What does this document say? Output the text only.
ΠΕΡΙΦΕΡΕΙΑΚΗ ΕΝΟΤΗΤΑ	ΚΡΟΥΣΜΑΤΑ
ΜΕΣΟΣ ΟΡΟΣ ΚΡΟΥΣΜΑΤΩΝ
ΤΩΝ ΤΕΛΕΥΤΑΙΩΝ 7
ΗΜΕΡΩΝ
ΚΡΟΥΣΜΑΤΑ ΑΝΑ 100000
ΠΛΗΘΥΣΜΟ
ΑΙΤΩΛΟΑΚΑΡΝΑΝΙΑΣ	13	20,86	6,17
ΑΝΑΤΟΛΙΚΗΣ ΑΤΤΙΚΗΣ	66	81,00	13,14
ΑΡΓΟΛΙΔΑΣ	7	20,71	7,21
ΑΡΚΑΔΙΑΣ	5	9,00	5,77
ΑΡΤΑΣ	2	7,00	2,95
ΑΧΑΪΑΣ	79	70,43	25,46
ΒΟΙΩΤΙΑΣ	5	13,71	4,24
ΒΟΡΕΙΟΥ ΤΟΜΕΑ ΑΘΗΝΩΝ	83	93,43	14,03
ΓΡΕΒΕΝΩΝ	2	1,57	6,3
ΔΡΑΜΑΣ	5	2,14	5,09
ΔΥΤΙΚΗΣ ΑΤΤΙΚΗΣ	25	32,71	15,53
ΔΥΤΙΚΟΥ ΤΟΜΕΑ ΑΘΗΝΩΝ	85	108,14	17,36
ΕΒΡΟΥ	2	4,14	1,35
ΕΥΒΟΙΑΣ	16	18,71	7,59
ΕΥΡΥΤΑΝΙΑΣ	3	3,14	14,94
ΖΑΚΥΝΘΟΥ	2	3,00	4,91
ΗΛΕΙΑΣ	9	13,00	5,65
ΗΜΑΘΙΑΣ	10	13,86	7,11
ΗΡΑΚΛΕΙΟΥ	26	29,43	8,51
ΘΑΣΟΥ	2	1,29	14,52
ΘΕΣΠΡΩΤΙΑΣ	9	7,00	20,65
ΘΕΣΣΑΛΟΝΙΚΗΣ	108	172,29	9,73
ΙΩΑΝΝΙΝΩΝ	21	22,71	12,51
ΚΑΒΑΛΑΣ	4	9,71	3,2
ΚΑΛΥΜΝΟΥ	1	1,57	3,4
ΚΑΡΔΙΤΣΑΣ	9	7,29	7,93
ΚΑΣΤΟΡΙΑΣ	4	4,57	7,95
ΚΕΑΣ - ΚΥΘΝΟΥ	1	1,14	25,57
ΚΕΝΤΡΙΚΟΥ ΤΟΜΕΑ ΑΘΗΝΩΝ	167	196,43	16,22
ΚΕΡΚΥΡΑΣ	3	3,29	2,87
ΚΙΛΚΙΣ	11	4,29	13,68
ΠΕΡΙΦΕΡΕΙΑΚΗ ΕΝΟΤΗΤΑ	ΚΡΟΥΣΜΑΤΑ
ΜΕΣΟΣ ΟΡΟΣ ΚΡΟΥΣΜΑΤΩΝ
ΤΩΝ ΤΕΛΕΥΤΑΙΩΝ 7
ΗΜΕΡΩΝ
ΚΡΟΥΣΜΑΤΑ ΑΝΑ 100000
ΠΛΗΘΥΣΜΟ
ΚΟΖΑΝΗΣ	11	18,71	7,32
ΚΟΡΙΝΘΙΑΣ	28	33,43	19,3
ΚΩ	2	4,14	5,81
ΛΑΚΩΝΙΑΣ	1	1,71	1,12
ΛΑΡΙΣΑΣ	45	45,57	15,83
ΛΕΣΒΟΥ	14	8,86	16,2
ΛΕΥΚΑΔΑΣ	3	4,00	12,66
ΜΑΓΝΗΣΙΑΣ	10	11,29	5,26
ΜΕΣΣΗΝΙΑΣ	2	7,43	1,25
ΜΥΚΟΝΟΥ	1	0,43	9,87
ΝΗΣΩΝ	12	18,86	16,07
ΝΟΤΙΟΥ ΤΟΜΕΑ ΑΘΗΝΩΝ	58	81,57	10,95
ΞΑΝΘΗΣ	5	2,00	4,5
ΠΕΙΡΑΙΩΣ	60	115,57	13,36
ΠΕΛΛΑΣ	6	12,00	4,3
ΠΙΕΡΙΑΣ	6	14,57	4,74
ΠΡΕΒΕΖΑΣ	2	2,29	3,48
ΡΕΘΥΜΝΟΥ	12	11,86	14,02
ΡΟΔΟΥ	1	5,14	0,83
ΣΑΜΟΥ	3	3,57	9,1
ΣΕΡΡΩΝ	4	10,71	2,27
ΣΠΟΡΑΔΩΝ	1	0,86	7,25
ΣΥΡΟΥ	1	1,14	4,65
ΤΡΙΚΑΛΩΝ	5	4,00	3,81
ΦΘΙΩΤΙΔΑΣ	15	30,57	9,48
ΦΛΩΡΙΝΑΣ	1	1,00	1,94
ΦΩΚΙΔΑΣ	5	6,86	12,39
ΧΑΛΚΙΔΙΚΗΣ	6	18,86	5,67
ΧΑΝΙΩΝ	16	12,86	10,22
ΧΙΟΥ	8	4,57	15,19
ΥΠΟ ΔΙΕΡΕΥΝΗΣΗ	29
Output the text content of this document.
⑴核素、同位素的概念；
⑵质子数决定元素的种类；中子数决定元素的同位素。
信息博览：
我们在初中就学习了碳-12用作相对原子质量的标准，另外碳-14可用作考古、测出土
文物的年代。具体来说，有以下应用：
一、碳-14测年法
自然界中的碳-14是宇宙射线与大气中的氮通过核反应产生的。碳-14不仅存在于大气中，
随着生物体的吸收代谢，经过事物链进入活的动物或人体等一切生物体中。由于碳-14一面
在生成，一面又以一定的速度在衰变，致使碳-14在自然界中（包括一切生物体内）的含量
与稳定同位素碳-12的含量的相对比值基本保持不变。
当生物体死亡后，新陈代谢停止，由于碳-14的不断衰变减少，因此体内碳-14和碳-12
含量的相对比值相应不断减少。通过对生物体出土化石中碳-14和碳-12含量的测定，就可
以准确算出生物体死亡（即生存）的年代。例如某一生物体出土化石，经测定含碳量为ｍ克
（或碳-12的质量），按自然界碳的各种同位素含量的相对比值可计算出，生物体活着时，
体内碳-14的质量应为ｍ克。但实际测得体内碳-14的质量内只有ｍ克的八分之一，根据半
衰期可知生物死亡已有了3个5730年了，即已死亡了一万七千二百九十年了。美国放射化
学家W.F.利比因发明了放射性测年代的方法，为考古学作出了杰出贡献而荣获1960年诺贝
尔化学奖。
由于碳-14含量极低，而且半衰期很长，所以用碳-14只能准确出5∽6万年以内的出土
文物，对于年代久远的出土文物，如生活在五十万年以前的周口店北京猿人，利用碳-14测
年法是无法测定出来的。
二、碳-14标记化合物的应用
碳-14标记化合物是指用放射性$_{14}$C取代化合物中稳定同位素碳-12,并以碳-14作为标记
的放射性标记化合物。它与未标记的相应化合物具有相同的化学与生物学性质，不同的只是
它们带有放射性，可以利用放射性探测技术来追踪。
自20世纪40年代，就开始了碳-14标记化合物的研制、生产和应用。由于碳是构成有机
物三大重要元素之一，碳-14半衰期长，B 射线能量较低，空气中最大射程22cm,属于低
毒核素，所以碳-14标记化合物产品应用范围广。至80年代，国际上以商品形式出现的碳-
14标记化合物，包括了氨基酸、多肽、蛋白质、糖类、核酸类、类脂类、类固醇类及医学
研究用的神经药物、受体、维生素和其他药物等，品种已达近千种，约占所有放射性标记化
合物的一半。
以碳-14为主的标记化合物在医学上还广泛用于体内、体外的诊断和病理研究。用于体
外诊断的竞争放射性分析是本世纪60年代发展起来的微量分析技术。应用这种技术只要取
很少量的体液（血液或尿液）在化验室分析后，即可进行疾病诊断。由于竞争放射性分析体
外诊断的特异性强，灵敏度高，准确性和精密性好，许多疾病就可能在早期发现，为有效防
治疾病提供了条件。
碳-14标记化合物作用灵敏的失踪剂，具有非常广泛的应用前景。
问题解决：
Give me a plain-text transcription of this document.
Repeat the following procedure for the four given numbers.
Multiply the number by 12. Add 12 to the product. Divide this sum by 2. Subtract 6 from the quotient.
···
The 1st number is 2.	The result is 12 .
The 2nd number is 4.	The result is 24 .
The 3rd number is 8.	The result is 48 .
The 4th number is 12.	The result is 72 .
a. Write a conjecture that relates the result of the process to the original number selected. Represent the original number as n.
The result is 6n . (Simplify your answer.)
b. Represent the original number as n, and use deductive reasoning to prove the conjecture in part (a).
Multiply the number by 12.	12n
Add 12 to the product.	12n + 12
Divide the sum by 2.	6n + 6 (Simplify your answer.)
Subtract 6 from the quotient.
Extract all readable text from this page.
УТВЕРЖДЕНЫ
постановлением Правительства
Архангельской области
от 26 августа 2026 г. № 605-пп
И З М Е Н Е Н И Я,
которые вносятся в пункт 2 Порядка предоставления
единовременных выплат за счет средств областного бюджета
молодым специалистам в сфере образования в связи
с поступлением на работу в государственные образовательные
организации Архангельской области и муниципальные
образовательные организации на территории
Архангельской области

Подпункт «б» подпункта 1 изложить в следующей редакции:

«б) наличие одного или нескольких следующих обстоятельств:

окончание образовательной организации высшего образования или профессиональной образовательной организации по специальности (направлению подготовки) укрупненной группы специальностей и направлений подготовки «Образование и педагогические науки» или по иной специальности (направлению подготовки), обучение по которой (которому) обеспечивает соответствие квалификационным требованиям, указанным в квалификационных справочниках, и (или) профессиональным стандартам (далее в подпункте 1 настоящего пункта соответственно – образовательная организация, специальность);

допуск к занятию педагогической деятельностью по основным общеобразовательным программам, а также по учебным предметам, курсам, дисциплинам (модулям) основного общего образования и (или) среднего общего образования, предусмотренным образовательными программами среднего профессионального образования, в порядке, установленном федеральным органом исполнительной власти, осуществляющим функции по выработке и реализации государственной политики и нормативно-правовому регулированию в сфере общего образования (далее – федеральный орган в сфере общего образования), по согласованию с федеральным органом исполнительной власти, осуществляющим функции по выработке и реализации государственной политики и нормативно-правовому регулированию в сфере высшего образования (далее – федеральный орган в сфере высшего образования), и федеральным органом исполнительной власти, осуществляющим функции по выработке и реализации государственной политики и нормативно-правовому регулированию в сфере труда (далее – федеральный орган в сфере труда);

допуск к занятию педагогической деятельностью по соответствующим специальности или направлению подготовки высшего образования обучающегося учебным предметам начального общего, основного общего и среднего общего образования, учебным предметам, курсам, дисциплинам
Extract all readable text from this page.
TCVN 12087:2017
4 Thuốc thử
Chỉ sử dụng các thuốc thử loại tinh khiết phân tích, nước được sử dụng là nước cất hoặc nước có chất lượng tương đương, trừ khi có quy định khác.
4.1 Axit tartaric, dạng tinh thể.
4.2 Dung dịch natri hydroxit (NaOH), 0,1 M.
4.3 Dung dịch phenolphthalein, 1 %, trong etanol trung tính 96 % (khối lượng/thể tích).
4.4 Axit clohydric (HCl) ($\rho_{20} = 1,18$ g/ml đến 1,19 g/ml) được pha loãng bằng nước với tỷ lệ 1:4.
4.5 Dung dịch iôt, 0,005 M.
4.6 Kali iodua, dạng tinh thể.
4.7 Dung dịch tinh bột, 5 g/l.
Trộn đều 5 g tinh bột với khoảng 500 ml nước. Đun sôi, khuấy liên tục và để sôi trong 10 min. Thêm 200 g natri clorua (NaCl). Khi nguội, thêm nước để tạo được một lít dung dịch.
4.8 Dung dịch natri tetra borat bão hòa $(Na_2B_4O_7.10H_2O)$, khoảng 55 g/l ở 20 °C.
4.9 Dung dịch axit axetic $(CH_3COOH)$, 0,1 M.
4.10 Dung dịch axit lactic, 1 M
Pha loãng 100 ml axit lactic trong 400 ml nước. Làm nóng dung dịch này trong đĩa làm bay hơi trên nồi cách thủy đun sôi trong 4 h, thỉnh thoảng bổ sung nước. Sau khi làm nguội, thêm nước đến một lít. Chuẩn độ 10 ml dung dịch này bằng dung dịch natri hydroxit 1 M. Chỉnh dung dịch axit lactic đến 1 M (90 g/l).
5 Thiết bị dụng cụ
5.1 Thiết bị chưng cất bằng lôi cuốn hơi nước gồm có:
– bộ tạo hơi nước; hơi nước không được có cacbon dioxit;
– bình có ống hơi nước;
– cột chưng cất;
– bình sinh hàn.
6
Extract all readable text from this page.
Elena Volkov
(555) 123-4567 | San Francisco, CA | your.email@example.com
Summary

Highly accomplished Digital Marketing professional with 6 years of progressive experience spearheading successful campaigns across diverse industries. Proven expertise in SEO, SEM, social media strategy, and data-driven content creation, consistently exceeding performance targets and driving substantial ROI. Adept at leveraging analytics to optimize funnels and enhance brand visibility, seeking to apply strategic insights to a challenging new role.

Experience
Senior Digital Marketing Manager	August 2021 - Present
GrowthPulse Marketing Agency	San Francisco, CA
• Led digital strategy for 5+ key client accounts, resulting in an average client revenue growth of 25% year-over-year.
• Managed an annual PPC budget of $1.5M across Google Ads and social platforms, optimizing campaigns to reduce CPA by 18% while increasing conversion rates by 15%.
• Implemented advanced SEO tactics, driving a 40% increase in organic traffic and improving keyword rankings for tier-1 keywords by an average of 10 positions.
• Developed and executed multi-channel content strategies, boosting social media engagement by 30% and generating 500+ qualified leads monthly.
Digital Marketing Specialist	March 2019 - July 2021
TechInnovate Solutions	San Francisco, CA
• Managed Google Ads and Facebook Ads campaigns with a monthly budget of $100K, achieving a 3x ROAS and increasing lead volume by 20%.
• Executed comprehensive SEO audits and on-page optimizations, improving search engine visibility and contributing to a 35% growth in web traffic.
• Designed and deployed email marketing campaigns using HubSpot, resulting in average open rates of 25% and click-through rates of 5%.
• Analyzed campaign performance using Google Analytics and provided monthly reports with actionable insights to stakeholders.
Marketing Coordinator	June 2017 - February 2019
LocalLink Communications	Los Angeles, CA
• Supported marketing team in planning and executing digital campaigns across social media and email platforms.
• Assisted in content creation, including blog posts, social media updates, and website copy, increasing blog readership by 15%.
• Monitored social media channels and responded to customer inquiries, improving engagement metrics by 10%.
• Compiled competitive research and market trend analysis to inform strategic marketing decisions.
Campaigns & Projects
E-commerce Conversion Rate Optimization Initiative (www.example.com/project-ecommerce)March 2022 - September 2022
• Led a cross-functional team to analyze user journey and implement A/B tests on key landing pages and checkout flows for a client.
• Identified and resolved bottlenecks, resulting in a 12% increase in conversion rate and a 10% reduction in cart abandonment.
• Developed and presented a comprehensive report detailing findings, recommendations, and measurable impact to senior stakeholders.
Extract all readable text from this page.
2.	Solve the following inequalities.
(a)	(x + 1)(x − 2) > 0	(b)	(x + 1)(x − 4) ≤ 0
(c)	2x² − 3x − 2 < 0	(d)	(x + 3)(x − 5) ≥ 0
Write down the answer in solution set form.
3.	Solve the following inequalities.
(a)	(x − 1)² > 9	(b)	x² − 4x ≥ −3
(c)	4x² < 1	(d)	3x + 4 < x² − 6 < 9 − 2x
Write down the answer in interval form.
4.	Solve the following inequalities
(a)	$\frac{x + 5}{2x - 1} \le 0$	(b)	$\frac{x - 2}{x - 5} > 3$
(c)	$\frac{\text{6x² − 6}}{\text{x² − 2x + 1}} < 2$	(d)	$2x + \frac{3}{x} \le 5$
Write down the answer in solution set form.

════════════════════

DIRECTIVE
Lines of the listing that contain the word "Multiply" are to be counted; report only their number.

RESULT OF THIS TASK
2